● WHAT IS REQUIRED
Copy all lines holding the word "title" from the entries.

● RECORDS SHOWN
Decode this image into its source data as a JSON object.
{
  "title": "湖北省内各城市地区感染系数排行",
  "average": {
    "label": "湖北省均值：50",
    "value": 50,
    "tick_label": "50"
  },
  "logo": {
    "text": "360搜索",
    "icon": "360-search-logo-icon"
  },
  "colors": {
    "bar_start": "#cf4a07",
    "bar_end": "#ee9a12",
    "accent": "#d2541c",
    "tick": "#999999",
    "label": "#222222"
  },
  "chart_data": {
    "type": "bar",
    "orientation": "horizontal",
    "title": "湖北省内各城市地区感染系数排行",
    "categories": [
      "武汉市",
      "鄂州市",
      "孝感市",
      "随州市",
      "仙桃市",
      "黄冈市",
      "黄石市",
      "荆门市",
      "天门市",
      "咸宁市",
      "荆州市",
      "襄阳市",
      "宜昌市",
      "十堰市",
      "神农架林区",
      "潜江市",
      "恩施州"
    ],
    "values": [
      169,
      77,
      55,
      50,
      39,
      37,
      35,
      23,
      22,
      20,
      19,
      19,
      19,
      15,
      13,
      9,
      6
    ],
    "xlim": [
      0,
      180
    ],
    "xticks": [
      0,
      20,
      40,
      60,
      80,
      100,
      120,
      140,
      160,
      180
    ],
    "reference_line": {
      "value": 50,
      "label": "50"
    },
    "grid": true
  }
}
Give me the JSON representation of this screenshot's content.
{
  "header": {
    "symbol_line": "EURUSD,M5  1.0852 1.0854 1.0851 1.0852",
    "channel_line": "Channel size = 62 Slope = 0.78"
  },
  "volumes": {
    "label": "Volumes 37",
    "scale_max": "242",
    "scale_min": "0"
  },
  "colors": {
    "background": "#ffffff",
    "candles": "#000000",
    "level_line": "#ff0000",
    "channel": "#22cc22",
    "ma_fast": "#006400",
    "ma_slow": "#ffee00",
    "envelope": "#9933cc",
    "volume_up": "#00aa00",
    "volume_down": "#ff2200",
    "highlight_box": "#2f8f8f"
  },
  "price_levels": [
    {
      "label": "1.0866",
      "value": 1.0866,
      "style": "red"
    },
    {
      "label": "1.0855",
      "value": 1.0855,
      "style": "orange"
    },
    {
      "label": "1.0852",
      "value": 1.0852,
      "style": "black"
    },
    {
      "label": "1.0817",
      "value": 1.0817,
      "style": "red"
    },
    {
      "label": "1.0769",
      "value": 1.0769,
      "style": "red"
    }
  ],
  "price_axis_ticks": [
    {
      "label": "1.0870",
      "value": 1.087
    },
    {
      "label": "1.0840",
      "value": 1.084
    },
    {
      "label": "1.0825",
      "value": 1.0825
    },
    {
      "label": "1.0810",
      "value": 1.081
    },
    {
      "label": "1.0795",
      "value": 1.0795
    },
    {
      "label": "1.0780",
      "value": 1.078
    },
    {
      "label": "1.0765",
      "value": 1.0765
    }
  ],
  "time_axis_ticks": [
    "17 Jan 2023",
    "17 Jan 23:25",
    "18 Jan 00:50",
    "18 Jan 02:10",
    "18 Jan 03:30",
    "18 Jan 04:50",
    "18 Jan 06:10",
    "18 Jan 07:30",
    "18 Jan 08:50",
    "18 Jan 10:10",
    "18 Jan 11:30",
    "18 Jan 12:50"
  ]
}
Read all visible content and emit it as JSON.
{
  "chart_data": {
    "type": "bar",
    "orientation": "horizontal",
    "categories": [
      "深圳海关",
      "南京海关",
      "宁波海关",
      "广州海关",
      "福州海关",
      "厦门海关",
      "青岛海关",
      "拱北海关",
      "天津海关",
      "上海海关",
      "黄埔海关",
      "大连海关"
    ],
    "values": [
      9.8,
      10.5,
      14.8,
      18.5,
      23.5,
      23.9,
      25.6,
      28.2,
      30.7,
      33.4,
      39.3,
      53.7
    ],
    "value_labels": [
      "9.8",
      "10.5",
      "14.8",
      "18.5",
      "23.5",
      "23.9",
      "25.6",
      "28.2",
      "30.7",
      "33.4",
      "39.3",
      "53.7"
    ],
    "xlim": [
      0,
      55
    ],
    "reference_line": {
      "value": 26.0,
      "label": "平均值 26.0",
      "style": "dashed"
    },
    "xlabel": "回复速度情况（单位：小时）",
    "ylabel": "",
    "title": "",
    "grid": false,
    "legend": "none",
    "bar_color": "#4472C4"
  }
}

● WRITTEN SOLUTION
  "title": "湖北省内各城市地区感染系数排行",
    "title": "湖北省内各城市地区感染系数排行",
    "title": "",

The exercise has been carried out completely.